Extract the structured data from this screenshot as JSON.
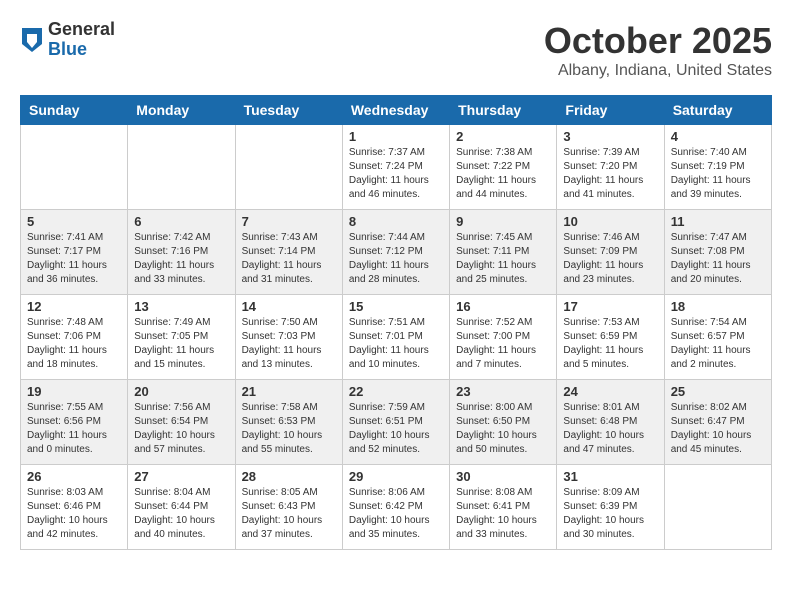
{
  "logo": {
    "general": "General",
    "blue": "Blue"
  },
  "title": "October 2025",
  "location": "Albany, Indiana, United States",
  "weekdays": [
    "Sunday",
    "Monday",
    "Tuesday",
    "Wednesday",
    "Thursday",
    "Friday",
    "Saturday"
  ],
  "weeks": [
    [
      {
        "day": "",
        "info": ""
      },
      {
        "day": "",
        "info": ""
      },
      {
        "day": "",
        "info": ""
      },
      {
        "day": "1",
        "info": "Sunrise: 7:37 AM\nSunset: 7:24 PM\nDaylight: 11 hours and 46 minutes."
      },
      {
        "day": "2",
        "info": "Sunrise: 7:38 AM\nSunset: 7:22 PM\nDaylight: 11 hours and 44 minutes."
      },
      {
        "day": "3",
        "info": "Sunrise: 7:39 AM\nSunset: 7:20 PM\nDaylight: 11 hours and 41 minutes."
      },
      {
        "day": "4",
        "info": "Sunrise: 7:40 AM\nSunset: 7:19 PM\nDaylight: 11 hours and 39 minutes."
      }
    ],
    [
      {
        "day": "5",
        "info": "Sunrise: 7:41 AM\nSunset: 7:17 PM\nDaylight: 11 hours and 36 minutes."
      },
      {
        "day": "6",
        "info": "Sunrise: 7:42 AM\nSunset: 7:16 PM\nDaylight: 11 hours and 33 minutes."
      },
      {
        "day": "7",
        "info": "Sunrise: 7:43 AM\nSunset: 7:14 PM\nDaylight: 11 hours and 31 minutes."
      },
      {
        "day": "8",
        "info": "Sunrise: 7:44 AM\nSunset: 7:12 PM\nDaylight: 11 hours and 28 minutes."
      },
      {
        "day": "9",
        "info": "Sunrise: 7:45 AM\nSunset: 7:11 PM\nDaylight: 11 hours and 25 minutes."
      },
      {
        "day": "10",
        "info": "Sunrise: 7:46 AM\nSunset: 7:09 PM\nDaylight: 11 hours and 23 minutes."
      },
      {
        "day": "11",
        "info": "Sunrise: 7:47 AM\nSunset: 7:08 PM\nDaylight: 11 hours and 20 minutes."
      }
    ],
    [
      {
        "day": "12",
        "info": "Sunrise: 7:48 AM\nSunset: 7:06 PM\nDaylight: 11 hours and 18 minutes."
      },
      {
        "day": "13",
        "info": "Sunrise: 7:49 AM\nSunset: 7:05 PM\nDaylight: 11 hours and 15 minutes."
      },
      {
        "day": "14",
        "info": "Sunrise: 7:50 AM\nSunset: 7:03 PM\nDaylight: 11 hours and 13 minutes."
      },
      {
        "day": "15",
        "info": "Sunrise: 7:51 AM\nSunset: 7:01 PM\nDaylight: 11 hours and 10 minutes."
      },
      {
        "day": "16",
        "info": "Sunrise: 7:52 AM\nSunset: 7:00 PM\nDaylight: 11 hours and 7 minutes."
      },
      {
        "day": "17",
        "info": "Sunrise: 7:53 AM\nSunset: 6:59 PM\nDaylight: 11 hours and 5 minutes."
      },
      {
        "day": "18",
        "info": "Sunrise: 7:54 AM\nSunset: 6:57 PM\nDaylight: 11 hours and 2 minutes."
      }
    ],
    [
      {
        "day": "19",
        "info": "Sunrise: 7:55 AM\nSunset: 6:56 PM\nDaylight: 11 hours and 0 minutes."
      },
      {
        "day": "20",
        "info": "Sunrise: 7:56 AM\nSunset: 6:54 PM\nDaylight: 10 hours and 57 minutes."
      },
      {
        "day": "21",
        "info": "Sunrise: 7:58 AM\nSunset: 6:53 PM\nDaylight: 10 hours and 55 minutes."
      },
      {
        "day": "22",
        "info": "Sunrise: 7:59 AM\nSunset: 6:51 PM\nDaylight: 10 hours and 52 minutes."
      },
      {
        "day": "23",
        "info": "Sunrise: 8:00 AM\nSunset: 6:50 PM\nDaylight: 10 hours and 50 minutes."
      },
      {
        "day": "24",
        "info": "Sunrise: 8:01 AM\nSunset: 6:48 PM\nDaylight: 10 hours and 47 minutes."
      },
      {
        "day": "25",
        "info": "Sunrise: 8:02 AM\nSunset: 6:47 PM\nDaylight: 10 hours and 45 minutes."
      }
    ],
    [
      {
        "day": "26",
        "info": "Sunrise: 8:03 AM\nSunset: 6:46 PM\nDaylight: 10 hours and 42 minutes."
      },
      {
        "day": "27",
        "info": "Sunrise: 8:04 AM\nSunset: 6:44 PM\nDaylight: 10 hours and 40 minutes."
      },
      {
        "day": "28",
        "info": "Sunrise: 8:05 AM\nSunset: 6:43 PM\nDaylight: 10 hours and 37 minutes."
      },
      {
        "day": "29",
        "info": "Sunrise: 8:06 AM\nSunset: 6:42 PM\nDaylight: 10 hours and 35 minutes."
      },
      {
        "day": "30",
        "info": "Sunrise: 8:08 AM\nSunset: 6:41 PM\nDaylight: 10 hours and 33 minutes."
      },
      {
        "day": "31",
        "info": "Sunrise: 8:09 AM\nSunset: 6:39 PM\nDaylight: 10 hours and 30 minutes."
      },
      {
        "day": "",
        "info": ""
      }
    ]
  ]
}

# SHORT PROBLEM
Repeat the data above exactly, but not the pictures.

# SOLUTION FOR THIS EXERCISE
Extract the structured data from this screenshot as JSON.
{
  "logo": {
    "general": "General",
    "blue": "Blue"
  },
  "title": "October 2025",
  "location": "Albany, Indiana, United States",
  "weekdays": [
    "Sunday",
    "Monday",
    "Tuesday",
    "Wednesday",
    "Thursday",
    "Friday",
    "Saturday"
  ],
  "weeks": [
    [
      {
        "day": "",
        "info": ""
      },
      {
        "day": "",
        "info": ""
      },
      {
        "day": "",
        "info": ""
      },
      {
        "day": "1",
        "info": "Sunrise: 7:37 AM\nSunset: 7:24 PM\nDaylight: 11 hours and 46 minutes."
      },
      {
        "day": "2",
        "info": "Sunrise: 7:38 AM\nSunset: 7:22 PM\nDaylight: 11 hours and 44 minutes."
      },
      {
        "day": "3",
        "info": "Sunrise: 7:39 AM\nSunset: 7:20 PM\nDaylight: 11 hours and 41 minutes."
      },
      {
        "day": "4",
        "info": "Sunrise: 7:40 AM\nSunset: 7:19 PM\nDaylight: 11 hours and 39 minutes."
      }
    ],
    [
      {
        "day": "5",
        "info": "Sunrise: 7:41 AM\nSunset: 7:17 PM\nDaylight: 11 hours and 36 minutes."
      },
      {
        "day": "6",
        "info": "Sunrise: 7:42 AM\nSunset: 7:16 PM\nDaylight: 11 hours and 33 minutes."
      },
      {
        "day": "7",
        "info": "Sunrise: 7:43 AM\nSunset: 7:14 PM\nDaylight: 11 hours and 31 minutes."
      },
      {
        "day": "8",
        "info": "Sunrise: 7:44 AM\nSunset: 7:12 PM\nDaylight: 11 hours and 28 minutes."
      },
      {
        "day": "9",
        "info": "Sunrise: 7:45 AM\nSunset: 7:11 PM\nDaylight: 11 hours and 25 minutes."
      },
      {
        "day": "10",
        "info": "Sunrise: 7:46 AM\nSunset: 7:09 PM\nDaylight: 11 hours and 23 minutes."
      },
      {
        "day": "11",
        "info": "Sunrise: 7:47 AM\nSunset: 7:08 PM\nDaylight: 11 hours and 20 minutes."
      }
    ],
    [
      {
        "day": "12",
        "info": "Sunrise: 7:48 AM\nSunset: 7:06 PM\nDaylight: 11 hours and 18 minutes."
      },
      {
        "day": "13",
        "info": "Sunrise: 7:49 AM\nSunset: 7:05 PM\nDaylight: 11 hours and 15 minutes."
      },
      {
        "day": "14",
        "info": "Sunrise: 7:50 AM\nSunset: 7:03 PM\nDaylight: 11 hours and 13 minutes."
      },
      {
        "day": "15",
        "info": "Sunrise: 7:51 AM\nSunset: 7:01 PM\nDaylight: 11 hours and 10 minutes."
      },
      {
        "day": "16",
        "info": "Sunrise: 7:52 AM\nSunset: 7:00 PM\nDaylight: 11 hours and 7 minutes."
      },
      {
        "day": "17",
        "info": "Sunrise: 7:53 AM\nSunset: 6:59 PM\nDaylight: 11 hours and 5 minutes."
      },
      {
        "day": "18",
        "info": "Sunrise: 7:54 AM\nSunset: 6:57 PM\nDaylight: 11 hours and 2 minutes."
      }
    ],
    [
      {
        "day": "19",
        "info": "Sunrise: 7:55 AM\nSunset: 6:56 PM\nDaylight: 11 hours and 0 minutes."
      },
      {
        "day": "20",
        "info": "Sunrise: 7:56 AM\nSunset: 6:54 PM\nDaylight: 10 hours and 57 minutes."
      },
      {
        "day": "21",
        "info": "Sunrise: 7:58 AM\nSunset: 6:53 PM\nDaylight: 10 hours and 55 minutes."
      },
      {
        "day": "22",
        "info": "Sunrise: 7:59 AM\nSunset: 6:51 PM\nDaylight: 10 hours and 52 minutes."
      },
      {
        "day": "23",
        "info": "Sunrise: 8:00 AM\nSunset: 6:50 PM\nDaylight: 10 hours and 50 minutes."
      },
      {
        "day": "24",
        "info": "Sunrise: 8:01 AM\nSunset: 6:48 PM\nDaylight: 10 hours and 47 minutes."
      },
      {
        "day": "25",
        "info": "Sunrise: 8:02 AM\nSunset: 6:47 PM\nDaylight: 10 hours and 45 minutes."
      }
    ],
    [
      {
        "day": "26",
        "info": "Sunrise: 8:03 AM\nSunset: 6:46 PM\nDaylight: 10 hours and 42 minutes."
      },
      {
        "day": "27",
        "info": "Sunrise: 8:04 AM\nSunset: 6:44 PM\nDaylight: 10 hours and 40 minutes."
      },
      {
        "day": "28",
        "info": "Sunrise: 8:05 AM\nSunset: 6:43 PM\nDaylight: 10 hours and 37 minutes."
      },
      {
        "day": "29",
        "info": "Sunrise: 8:06 AM\nSunset: 6:42 PM\nDaylight: 10 hours and 35 minutes."
      },
      {
        "day": "30",
        "info": "Sunrise: 8:08 AM\nSunset: 6:41 PM\nDaylight: 10 hours and 33 minutes."
      },
      {
        "day": "31",
        "info": "Sunrise: 8:09 AM\nSunset: 6:39 PM\nDaylight: 10 hours and 30 minutes."
      },
      {
        "day": "",
        "info": ""
      }
    ]
  ]
}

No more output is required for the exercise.